_DATASET CONTENT_:
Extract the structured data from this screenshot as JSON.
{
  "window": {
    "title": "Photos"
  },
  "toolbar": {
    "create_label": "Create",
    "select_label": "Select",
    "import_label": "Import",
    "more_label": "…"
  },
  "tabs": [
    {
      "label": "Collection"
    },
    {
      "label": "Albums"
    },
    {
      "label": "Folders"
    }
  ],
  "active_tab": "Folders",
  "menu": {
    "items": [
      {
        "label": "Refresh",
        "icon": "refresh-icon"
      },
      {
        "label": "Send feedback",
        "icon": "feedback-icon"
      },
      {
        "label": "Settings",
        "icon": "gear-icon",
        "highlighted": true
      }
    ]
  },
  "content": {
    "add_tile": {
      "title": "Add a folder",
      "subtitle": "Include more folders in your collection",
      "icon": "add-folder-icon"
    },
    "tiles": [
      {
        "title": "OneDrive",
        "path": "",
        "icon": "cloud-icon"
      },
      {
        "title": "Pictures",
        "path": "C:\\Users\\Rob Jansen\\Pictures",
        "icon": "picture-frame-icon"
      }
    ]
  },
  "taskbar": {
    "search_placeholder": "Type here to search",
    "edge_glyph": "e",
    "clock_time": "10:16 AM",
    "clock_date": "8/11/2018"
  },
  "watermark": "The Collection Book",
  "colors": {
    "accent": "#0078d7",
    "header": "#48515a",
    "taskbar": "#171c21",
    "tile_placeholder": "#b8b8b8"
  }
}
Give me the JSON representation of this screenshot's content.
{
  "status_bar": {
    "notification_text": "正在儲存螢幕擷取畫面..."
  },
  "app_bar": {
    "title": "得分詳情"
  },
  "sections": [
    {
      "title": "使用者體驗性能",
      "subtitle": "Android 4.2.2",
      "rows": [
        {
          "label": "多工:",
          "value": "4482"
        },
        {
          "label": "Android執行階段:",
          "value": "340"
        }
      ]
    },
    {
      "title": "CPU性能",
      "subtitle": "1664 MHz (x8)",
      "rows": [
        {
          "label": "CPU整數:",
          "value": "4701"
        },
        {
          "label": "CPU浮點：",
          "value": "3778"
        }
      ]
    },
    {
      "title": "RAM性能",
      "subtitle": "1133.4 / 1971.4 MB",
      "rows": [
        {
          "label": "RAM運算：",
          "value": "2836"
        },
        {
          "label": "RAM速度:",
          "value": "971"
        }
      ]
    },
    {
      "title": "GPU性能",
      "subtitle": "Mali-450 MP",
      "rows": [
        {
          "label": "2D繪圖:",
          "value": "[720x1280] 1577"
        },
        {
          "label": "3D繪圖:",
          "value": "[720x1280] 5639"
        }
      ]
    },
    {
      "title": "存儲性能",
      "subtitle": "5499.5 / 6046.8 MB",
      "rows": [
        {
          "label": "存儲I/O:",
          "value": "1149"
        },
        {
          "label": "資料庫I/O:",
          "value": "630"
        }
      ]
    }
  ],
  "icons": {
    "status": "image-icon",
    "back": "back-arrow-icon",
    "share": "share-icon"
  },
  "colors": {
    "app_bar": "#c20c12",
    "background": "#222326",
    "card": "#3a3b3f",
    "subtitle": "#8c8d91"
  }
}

_TASK_:
Give back the whole listing exactly as it reads.

_OUTPUT_:
Extract the structured data from this screenshot as JSON.
{
  "window": {
    "title": "Photos"
  },
  "toolbar": {
    "create_label": "Create",
    "select_label": "Select",
    "import_label": "Import",
    "more_label": "…"
  },
  "tabs": [
    {
      "label": "Collection"
    },
    {
      "label": "Albums"
    },
    {
      "label": "Folders"
    }
  ],
  "active_tab": "Folders",
  "menu": {
    "items": [
      {
        "label": "Refresh",
        "icon": "refresh-icon"
      },
      {
        "label": "Send feedback",
        "icon": "feedback-icon"
      },
      {
        "label": "Settings",
        "icon": "gear-icon",
        "highlighted": true
      }
    ]
  },
  "content": {
    "add_tile": {
      "title": "Add a folder",
      "subtitle": "Include more folders in your collection",
      "icon": "add-folder-icon"
    },
    "tiles": [
      {
        "title": "OneDrive",
        "path": "",
        "icon": "cloud-icon"
      },
      {
        "title": "Pictures",
        "path": "C:\\Users\\Rob Jansen\\Pictures",
        "icon": "picture-frame-icon"
      }
    ]
  },
  "taskbar": {
    "search_placeholder": "Type here to search",
    "edge_glyph": "e",
    "clock_time": "10:16 AM",
    "clock_date": "8/11/2018"
  },
  "watermark": "The Collection Book",
  "colors": {
    "accent": "#0078d7",
    "header": "#48515a",
    "taskbar": "#171c21",
    "tile_placeholder": "#b8b8b8"
  }
}
Give me the JSON representation of this screenshot's content.
{
  "status_bar": {
    "notification_text": "正在儲存螢幕擷取畫面..."
  },
  "app_bar": {
    "title": "得分詳情"
  },
  "sections": [
    {
      "title": "使用者體驗性能",
      "subtitle": "Android 4.2.2",
      "rows": [
        {
          "label": "多工:",
          "value": "4482"
        },
        {
          "label": "Android執行階段:",
          "value": "340"
        }
      ]
    },
    {
      "title": "CPU性能",
      "subtitle": "1664 MHz (x8)",
      "rows": [
        {
          "label": "CPU整數:",
          "value": "4701"
        },
        {
          "label": "CPU浮點：",
          "value": "3778"
        }
      ]
    },
    {
      "title": "RAM性能",
      "subtitle": "1133.4 / 1971.4 MB",
      "rows": [
        {
          "label": "RAM運算：",
          "value": "2836"
        },
        {
          "label": "RAM速度:",
          "value": "971"
        }
      ]
    },
    {
      "title": "GPU性能",
      "subtitle": "Mali-450 MP",
      "rows": [
        {
          "label": "2D繪圖:",
          "value": "[720x1280] 1577"
        },
        {
          "label": "3D繪圖:",
          "value": "[720x1280] 5639"
        }
      ]
    },
    {
      "title": "存儲性能",
      "subtitle": "5499.5 / 6046.8 MB",
      "rows": [
        {
          "label": "存儲I/O:",
          "value": "1149"
        },
        {
          "label": "資料庫I/O:",
          "value": "630"
        }
      ]
    }
  ],
  "icons": {
    "status": "image-icon",
    "back": "back-arrow-icon",
    "share": "share-icon"
  },
  "colors": {
    "app_bar": "#c20c12",
    "background": "#222326",
    "card": "#3a3b3f",
    "subtitle": "#8c8d91"
  }
}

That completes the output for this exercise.